-------- Records for the exercise

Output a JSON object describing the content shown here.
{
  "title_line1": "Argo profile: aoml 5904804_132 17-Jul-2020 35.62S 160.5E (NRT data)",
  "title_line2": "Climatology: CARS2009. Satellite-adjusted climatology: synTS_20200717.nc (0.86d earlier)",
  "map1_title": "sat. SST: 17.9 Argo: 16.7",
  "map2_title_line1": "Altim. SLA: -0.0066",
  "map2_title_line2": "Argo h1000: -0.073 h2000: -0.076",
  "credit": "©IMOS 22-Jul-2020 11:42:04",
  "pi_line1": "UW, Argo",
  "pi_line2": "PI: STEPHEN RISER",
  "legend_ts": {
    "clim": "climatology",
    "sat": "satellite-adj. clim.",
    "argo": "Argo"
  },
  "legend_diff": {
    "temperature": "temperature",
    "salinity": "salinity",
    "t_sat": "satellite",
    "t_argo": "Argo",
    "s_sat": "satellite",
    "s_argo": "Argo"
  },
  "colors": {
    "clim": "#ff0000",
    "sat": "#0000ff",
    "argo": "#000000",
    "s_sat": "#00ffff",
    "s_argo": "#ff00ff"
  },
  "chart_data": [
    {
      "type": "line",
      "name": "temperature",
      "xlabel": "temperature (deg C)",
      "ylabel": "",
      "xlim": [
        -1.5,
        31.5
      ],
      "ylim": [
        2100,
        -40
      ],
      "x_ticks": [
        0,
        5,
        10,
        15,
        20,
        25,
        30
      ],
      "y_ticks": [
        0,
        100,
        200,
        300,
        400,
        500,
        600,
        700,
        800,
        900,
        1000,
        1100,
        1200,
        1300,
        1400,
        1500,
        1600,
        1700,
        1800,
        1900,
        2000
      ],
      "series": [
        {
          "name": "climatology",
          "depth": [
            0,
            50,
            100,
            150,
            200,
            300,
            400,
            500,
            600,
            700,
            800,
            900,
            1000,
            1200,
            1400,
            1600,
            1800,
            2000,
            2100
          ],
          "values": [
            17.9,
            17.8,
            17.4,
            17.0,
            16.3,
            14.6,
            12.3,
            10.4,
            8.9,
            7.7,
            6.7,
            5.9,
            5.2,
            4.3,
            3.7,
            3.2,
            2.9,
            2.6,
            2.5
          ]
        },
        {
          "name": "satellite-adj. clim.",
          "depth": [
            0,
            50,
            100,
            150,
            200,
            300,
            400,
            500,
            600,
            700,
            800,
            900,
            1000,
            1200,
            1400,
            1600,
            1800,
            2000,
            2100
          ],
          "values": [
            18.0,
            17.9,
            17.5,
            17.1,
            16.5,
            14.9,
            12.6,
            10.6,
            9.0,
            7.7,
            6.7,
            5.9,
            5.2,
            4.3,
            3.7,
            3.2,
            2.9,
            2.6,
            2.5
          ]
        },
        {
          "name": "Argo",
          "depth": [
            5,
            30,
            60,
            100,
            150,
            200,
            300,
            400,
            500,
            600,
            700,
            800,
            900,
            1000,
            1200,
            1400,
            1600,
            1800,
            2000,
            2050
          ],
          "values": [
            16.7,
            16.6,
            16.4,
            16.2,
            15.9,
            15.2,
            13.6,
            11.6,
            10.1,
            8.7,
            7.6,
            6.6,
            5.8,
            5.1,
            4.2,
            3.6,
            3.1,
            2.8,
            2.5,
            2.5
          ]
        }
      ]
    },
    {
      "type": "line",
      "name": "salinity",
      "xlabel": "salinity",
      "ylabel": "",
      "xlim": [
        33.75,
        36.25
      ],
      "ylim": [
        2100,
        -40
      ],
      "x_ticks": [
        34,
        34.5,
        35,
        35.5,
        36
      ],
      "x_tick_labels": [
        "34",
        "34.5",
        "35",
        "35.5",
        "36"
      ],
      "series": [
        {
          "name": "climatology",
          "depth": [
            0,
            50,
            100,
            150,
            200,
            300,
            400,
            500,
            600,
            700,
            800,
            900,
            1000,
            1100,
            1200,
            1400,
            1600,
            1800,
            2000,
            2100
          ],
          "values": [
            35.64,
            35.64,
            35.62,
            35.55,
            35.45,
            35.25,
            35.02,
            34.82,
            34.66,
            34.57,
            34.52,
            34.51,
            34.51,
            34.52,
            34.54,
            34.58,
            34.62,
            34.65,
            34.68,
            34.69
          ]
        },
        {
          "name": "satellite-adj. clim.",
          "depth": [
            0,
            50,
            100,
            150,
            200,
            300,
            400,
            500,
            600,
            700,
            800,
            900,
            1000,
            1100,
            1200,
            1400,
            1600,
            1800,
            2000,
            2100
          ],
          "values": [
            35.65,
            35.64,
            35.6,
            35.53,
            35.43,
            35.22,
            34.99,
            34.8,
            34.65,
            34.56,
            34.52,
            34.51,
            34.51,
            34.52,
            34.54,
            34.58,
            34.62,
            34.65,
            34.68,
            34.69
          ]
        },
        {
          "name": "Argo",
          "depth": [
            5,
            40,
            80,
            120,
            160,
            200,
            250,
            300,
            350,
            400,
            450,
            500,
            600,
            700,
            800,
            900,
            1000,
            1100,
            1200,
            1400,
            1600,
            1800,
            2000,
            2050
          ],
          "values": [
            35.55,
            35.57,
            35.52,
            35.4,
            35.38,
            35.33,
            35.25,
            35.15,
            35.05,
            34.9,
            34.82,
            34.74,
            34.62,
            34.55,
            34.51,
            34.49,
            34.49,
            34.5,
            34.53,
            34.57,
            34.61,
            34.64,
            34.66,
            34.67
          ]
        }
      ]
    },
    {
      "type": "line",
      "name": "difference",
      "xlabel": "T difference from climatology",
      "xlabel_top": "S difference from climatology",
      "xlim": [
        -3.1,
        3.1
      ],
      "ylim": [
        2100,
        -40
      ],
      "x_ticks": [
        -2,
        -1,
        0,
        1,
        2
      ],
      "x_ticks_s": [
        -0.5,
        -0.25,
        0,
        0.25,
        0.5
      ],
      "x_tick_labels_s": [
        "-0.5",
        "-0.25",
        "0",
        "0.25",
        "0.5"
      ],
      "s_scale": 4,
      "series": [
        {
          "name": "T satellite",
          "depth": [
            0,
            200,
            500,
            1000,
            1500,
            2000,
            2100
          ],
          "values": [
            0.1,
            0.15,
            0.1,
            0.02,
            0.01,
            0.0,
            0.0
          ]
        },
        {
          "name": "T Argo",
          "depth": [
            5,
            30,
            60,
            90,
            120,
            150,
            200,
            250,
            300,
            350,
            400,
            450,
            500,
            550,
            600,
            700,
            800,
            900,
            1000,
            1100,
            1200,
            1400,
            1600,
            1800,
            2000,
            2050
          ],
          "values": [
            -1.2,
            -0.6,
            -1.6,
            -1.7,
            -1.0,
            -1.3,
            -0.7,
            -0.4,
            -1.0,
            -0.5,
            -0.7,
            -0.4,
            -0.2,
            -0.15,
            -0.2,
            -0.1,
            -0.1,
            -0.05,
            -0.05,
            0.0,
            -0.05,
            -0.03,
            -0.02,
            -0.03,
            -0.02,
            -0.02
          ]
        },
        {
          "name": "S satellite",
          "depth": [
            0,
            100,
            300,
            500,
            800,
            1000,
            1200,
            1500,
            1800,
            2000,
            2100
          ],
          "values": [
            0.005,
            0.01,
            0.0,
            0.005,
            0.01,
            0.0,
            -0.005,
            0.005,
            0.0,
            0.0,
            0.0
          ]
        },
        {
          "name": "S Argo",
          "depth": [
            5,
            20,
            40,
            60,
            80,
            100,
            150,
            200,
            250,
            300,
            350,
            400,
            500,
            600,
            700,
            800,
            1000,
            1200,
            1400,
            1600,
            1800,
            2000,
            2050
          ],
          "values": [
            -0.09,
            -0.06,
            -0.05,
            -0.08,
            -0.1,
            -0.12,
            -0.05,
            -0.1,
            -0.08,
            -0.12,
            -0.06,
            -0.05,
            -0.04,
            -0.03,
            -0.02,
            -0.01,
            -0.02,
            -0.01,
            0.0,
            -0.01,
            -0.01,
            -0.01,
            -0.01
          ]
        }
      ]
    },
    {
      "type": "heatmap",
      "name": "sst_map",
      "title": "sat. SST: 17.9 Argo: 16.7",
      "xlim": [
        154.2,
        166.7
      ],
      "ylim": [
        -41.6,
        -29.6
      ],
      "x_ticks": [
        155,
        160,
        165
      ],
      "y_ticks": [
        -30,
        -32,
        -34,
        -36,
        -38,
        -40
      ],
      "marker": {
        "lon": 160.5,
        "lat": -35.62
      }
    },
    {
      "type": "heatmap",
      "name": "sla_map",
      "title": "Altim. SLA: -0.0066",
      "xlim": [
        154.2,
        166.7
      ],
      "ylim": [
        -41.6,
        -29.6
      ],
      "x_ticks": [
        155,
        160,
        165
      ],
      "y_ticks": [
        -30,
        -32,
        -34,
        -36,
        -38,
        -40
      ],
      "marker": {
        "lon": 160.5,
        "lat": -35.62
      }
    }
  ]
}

----------------

*Challenge*:
Where a line above holds the string "climatology", show that line.

*Reply*:
  "title_line2": "Climatology: CARS2009. Satellite-adjusted climatology: synTS_20200717.nc (0.86d earlier)",
    "clim": "climatology",
          "name": "climatology",
          "name": "climatology",
      "xlabel": "T difference from climatology",
      "xlabel_top": "S difference from climatology",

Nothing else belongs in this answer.